BEGIN Source data

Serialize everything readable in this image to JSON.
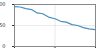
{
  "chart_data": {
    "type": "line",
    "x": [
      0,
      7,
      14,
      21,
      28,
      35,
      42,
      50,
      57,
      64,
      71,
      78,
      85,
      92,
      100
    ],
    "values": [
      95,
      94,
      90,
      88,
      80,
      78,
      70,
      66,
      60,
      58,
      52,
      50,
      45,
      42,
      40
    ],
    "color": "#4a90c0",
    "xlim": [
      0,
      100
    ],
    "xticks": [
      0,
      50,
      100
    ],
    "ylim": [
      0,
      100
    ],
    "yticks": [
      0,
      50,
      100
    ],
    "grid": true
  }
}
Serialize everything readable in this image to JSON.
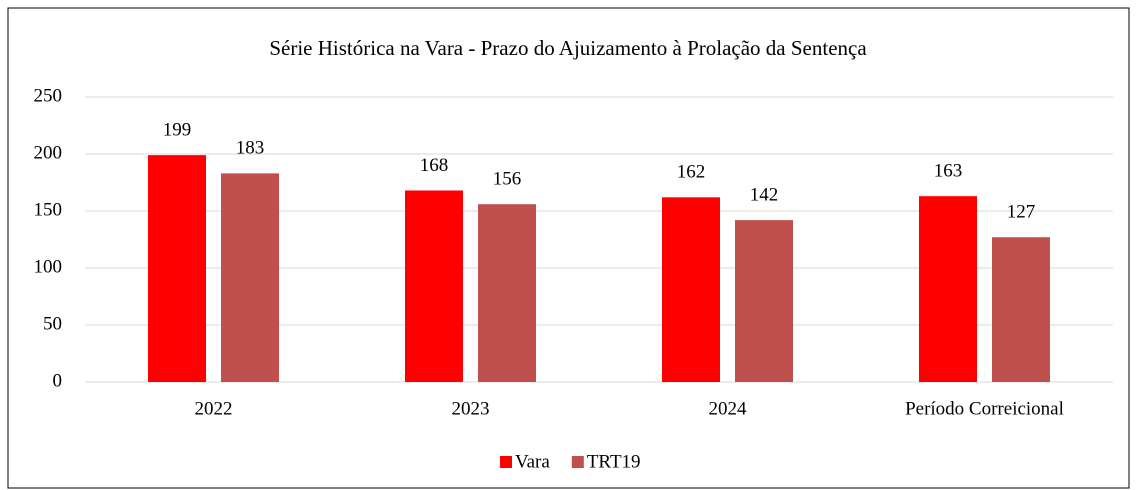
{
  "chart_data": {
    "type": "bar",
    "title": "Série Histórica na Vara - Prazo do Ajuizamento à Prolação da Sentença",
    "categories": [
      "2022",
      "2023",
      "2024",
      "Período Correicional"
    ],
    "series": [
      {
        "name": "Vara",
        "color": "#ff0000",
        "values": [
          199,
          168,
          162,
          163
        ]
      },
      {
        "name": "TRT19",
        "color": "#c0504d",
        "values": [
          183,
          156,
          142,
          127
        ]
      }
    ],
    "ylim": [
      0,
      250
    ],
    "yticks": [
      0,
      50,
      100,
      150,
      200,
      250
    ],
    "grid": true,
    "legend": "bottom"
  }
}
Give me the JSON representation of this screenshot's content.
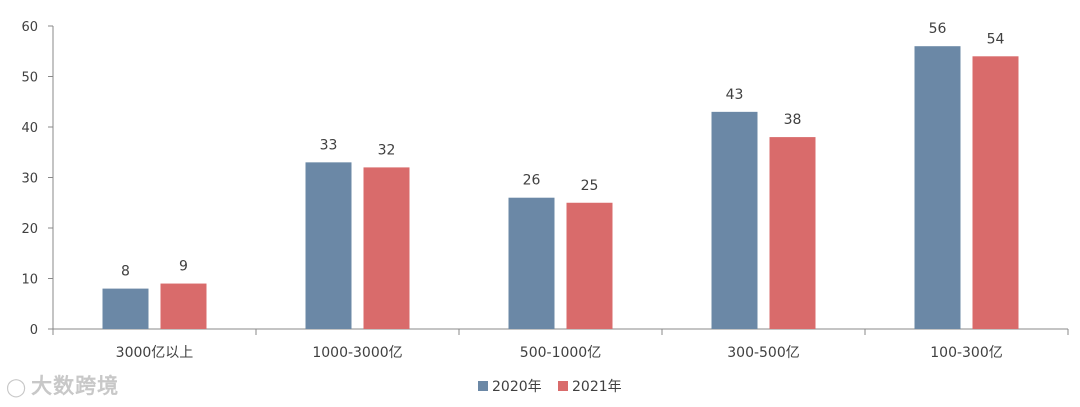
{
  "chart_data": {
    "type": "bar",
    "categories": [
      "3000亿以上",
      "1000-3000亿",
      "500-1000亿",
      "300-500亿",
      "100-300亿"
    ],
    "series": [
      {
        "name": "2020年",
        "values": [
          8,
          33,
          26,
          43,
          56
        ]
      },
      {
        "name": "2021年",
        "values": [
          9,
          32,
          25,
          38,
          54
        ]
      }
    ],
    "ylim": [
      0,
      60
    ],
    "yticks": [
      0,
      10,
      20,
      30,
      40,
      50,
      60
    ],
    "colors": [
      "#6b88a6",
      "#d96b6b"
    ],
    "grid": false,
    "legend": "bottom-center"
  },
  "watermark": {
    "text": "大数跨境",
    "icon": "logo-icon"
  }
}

END Source data

> [Request]
All the records above need to be given again word for word. Skip the pictures.

> [Full answer]
Serialize everything readable in this image to JSON.
{
  "chart_data": {
    "type": "line",
    "x": [
      0,
      7,
      14,
      21,
      28,
      35,
      42,
      50,
      57,
      64,
      71,
      78,
      85,
      92,
      100
    ],
    "values": [
      95,
      94,
      90,
      88,
      80,
      78,
      70,
      66,
      60,
      58,
      52,
      50,
      45,
      42,
      40
    ],
    "color": "#4a90c0",
    "xlim": [
      0,
      100
    ],
    "xticks": [
      0,
      50,
      100
    ],
    "ylim": [
      0,
      100
    ],
    "yticks": [
      0,
      50,
      100
    ],
    "grid": true
  }
}
Serialize everything readable in this image to JSON.
{
  "chart_data": {
    "type": "bar",
    "title": "Série Histórica na Vara - Prazo do Ajuizamento à Prolação da Sentença",
    "categories": [
      "2022",
      "2023",
      "2024",
      "Período Correicional"
    ],
    "series": [
      {
        "name": "Vara",
        "color": "#ff0000",
        "values": [
          199,
          168,
          162,
          163
        ]
      },
      {
        "name": "TRT19",
        "color": "#c0504d",
        "values": [
          183,
          156,
          142,
          127
        ]
      }
    ],
    "ylim": [
      0,
      250
    ],
    "yticks": [
      0,
      50,
      100,
      150,
      200,
      250
    ],
    "grid": true,
    "legend": "bottom"
  }
}
Give me the JSON representation of this screenshot's content.
{
  "chart_data": {
    "type": "bar",
    "categories": [
      "3000亿以上",
      "1000-3000亿",
      "500-1000亿",
      "300-500亿",
      "100-300亿"
    ],
    "series": [
      {
        "name": "2020年",
        "values": [
          8,
          33,
          26,
          43,
          56
        ]
      },
      {
        "name": "2021年",
        "values": [
          9,
          32,
          25,
          38,
          54
        ]
      }
    ],
    "ylim": [
      0,
      60
    ],
    "yticks": [
      0,
      10,
      20,
      30,
      40,
      50,
      60
    ],
    "colors": [
      "#6b88a6",
      "#d96b6b"
    ],
    "grid": false,
    "legend": "bottom-center"
  },
  "watermark": {
    "text": "大数跨境",
    "icon": "logo-icon"
  }
}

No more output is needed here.